DATA FOR THIS TASK:
● ● ●

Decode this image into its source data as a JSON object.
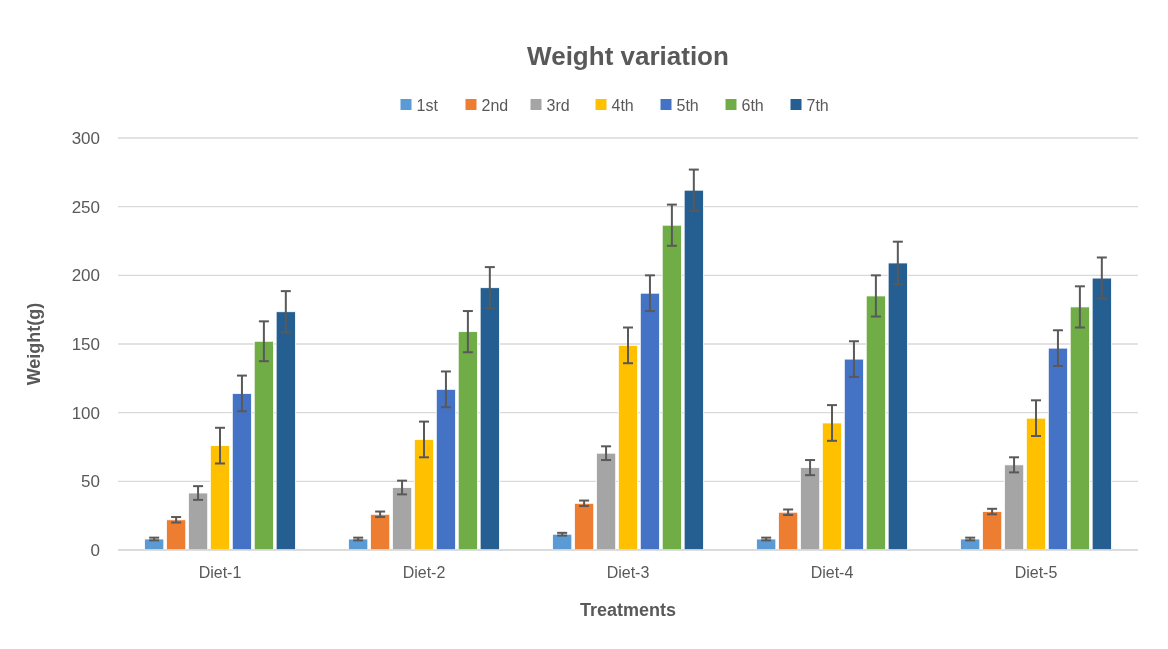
{
  "chart_data": {
    "type": "bar",
    "title": "Weight variation",
    "xlabel": "Treatments",
    "ylabel": "Weight(g)",
    "categories": [
      "Diet-1",
      "Diet-2",
      "Diet-3",
      "Diet-4",
      "Diet-5"
    ],
    "series": [
      {
        "name": "1st",
        "color": "#5b9bd5",
        "values": [
          8,
          8,
          11.5,
          8,
          8
        ],
        "errors": [
          1,
          1,
          1,
          1,
          1
        ]
      },
      {
        "name": "2nd",
        "color": "#ed7d31",
        "values": [
          22,
          26,
          34,
          27.5,
          28
        ],
        "errors": [
          2,
          2,
          2,
          2,
          2
        ]
      },
      {
        "name": "3rd",
        "color": "#a5a5a5",
        "values": [
          41.5,
          45.5,
          70.5,
          60,
          62
        ],
        "errors": [
          5,
          5,
          5,
          5.5,
          5.5
        ]
      },
      {
        "name": "4th",
        "color": "#ffc000",
        "values": [
          76,
          80.5,
          149,
          92.5,
          96
        ],
        "errors": [
          13,
          13,
          13,
          13,
          13
        ]
      },
      {
        "name": "5th",
        "color": "#4472c4",
        "values": [
          114,
          117,
          187,
          139,
          147
        ],
        "errors": [
          13,
          13,
          13,
          13,
          13
        ]
      },
      {
        "name": "6th",
        "color": "#70ad47",
        "values": [
          152,
          159,
          236.5,
          185,
          177
        ],
        "errors": [
          14.5,
          15,
          15,
          15,
          15
        ]
      },
      {
        "name": "7th",
        "color": "#255e91",
        "values": [
          173.5,
          191,
          262,
          209,
          198
        ],
        "errors": [
          15,
          15,
          15,
          15.5,
          15
        ]
      }
    ],
    "ylim": [
      0,
      300
    ],
    "yticks": [
      0,
      50,
      100,
      150,
      200,
      250,
      300
    ],
    "grid": "y",
    "legend": "top"
  }
}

● ● ●

PROBLEM STATEMENT: Search the lines above for the string "color" and copy each line that has it.

EXPECTED OUTPUT:
        "color": "#5b9bd5",
        "color": "#ed7d31",
        "color": "#a5a5a5",
        "color": "#ffc000",
        "color": "#4472c4",
        "color": "#70ad47",
        "color": "#255e91",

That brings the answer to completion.